[Figure data in JSON]
--- Start ---

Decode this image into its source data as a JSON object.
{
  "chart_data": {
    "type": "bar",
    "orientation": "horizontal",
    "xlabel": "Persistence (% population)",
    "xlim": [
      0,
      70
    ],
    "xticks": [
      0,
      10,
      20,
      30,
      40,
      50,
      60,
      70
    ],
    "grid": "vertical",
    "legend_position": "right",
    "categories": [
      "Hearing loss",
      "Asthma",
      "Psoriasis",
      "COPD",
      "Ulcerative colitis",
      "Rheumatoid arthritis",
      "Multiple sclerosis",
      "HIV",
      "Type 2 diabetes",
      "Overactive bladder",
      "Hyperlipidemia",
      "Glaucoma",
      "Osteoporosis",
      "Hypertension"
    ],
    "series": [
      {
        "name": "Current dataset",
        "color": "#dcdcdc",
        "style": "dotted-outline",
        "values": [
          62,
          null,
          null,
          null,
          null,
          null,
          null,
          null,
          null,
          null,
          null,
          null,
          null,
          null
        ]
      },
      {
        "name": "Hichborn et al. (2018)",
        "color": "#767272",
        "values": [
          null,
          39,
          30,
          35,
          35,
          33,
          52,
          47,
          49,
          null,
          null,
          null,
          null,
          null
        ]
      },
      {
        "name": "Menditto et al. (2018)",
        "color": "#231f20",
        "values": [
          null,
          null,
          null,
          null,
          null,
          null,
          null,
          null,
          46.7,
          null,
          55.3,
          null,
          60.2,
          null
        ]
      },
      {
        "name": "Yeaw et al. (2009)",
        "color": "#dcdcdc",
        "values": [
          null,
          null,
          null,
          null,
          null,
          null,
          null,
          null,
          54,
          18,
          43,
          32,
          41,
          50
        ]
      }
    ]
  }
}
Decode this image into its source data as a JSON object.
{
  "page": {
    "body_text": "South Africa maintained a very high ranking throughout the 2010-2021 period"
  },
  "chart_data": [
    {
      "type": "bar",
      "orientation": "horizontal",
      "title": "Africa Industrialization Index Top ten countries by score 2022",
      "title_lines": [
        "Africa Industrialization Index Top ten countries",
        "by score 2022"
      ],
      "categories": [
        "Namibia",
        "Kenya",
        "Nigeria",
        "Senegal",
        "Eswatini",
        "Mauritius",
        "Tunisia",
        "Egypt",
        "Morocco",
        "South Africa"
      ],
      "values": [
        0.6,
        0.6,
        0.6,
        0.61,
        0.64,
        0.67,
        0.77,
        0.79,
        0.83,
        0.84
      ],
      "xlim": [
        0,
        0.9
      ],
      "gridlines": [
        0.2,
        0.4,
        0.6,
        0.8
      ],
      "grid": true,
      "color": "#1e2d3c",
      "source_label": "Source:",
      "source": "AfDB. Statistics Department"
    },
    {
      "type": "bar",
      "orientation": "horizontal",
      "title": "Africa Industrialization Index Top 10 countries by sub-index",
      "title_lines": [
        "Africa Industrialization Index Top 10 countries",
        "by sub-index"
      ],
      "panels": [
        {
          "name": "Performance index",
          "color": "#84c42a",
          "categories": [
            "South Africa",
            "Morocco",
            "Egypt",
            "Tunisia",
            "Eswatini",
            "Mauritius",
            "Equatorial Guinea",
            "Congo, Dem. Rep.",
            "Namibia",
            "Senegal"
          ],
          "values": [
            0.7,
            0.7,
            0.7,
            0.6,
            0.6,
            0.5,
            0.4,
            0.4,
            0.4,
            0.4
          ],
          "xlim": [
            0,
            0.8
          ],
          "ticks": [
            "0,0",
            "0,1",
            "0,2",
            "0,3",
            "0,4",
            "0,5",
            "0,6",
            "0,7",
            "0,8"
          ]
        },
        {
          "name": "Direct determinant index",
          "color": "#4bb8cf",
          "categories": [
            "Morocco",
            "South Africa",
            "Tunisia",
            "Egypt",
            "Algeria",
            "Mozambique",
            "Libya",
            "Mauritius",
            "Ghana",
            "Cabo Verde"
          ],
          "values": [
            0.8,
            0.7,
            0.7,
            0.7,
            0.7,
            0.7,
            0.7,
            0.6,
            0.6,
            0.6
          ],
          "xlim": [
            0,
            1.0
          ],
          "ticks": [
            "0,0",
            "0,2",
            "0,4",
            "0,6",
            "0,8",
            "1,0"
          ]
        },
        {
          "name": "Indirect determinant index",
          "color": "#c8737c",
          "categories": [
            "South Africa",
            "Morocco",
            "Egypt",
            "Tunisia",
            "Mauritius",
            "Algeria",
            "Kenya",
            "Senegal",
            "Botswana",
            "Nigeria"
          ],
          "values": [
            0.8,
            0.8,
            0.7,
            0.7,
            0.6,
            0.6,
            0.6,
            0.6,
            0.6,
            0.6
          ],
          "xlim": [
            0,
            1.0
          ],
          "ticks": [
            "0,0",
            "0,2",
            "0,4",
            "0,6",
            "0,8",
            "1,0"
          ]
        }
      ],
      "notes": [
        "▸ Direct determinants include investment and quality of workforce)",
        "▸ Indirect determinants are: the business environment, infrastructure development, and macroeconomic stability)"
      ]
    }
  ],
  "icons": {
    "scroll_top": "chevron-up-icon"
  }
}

--- End ---

Reproduce each line of the material above precisely.

Decode this image into its source data as a JSON object.
{
  "chart_data": {
    "type": "bar",
    "orientation": "horizontal",
    "xlabel": "Persistence (% population)",
    "xlim": [
      0,
      70
    ],
    "xticks": [
      0,
      10,
      20,
      30,
      40,
      50,
      60,
      70
    ],
    "grid": "vertical",
    "legend_position": "right",
    "categories": [
      "Hearing loss",
      "Asthma",
      "Psoriasis",
      "COPD",
      "Ulcerative colitis",
      "Rheumatoid arthritis",
      "Multiple sclerosis",
      "HIV",
      "Type 2 diabetes",
      "Overactive bladder",
      "Hyperlipidemia",
      "Glaucoma",
      "Osteoporosis",
      "Hypertension"
    ],
    "series": [
      {
        "name": "Current dataset",
        "color": "#dcdcdc",
        "style": "dotted-outline",
        "values": [
          62,
          null,
          null,
          null,
          null,
          null,
          null,
          null,
          null,
          null,
          null,
          null,
          null,
          null
        ]
      },
      {
        "name": "Hichborn et al. (2018)",
        "color": "#767272",
        "values": [
          null,
          39,
          30,
          35,
          35,
          33,
          52,
          47,
          49,
          null,
          null,
          null,
          null,
          null
        ]
      },
      {
        "name": "Menditto et al. (2018)",
        "color": "#231f20",
        "values": [
          null,
          null,
          null,
          null,
          null,
          null,
          null,
          null,
          46.7,
          null,
          55.3,
          null,
          60.2,
          null
        ]
      },
      {
        "name": "Yeaw et al. (2009)",
        "color": "#dcdcdc",
        "values": [
          null,
          null,
          null,
          null,
          null,
          null,
          null,
          null,
          54,
          18,
          43,
          32,
          41,
          50
        ]
      }
    ]
  }
}
Decode this image into its source data as a JSON object.
{
  "page": {
    "body_text": "South Africa maintained a very high ranking throughout the 2010-2021 period"
  },
  "chart_data": [
    {
      "type": "bar",
      "orientation": "horizontal",
      "title": "Africa Industrialization Index Top ten countries by score 2022",
      "title_lines": [
        "Africa Industrialization Index Top ten countries",
        "by score 2022"
      ],
      "categories": [
        "Namibia",
        "Kenya",
        "Nigeria",
        "Senegal",
        "Eswatini",
        "Mauritius",
        "Tunisia",
        "Egypt",
        "Morocco",
        "South Africa"
      ],
      "values": [
        0.6,
        0.6,
        0.6,
        0.61,
        0.64,
        0.67,
        0.77,
        0.79,
        0.83,
        0.84
      ],
      "xlim": [
        0,
        0.9
      ],
      "gridlines": [
        0.2,
        0.4,
        0.6,
        0.8
      ],
      "grid": true,
      "color": "#1e2d3c",
      "source_label": "Source:",
      "source": "AfDB. Statistics Department"
    },
    {
      "type": "bar",
      "orientation": "horizontal",
      "title": "Africa Industrialization Index Top 10 countries by sub-index",
      "title_lines": [
        "Africa Industrialization Index Top 10 countries",
        "by sub-index"
      ],
      "panels": [
        {
          "name": "Performance index",
          "color": "#84c42a",
          "categories": [
            "South Africa",
            "Morocco",
            "Egypt",
            "Tunisia",
            "Eswatini",
            "Mauritius",
            "Equatorial Guinea",
            "Congo, Dem. Rep.",
            "Namibia",
            "Senegal"
          ],
          "values": [
            0.7,
            0.7,
            0.7,
            0.6,
            0.6,
            0.5,
            0.4,
            0.4,
            0.4,
            0.4
          ],
          "xlim": [
            0,
            0.8
          ],
          "ticks": [
            "0,0",
            "0,1",
            "0,2",
            "0,3",
            "0,4",
            "0,5",
            "0,6",
            "0,7",
            "0,8"
          ]
        },
        {
          "name": "Direct determinant index",
          "color": "#4bb8cf",
          "categories": [
            "Morocco",
            "South Africa",
            "Tunisia",
            "Egypt",
            "Algeria",
            "Mozambique",
            "Libya",
            "Mauritius",
            "Ghana",
            "Cabo Verde"
          ],
          "values": [
            0.8,
            0.7,
            0.7,
            0.7,
            0.7,
            0.7,
            0.7,
            0.6,
            0.6,
            0.6
          ],
          "xlim": [
            0,
            1.0
          ],
          "ticks": [
            "0,0",
            "0,2",
            "0,4",
            "0,6",
            "0,8",
            "1,0"
          ]
        },
        {
          "name": "Indirect determinant index",
          "color": "#c8737c",
          "categories": [
            "South Africa",
            "Morocco",
            "Egypt",
            "Tunisia",
            "Mauritius",
            "Algeria",
            "Kenya",
            "Senegal",
            "Botswana",
            "Nigeria"
          ],
          "values": [
            0.8,
            0.8,
            0.7,
            0.7,
            0.6,
            0.6,
            0.6,
            0.6,
            0.6,
            0.6
          ],
          "xlim": [
            0,
            1.0
          ],
          "ticks": [
            "0,0",
            "0,2",
            "0,4",
            "0,6",
            "0,8",
            "1,0"
          ]
        }
      ],
      "notes": [
        "▸ Direct determinants include investment and quality of workforce)",
        "▸ Indirect determinants are: the business environment, infrastructure development, and macroeconomic stability)"
      ]
    }
  ],
  "icons": {
    "scroll_top": "chevron-up-icon"
  }
}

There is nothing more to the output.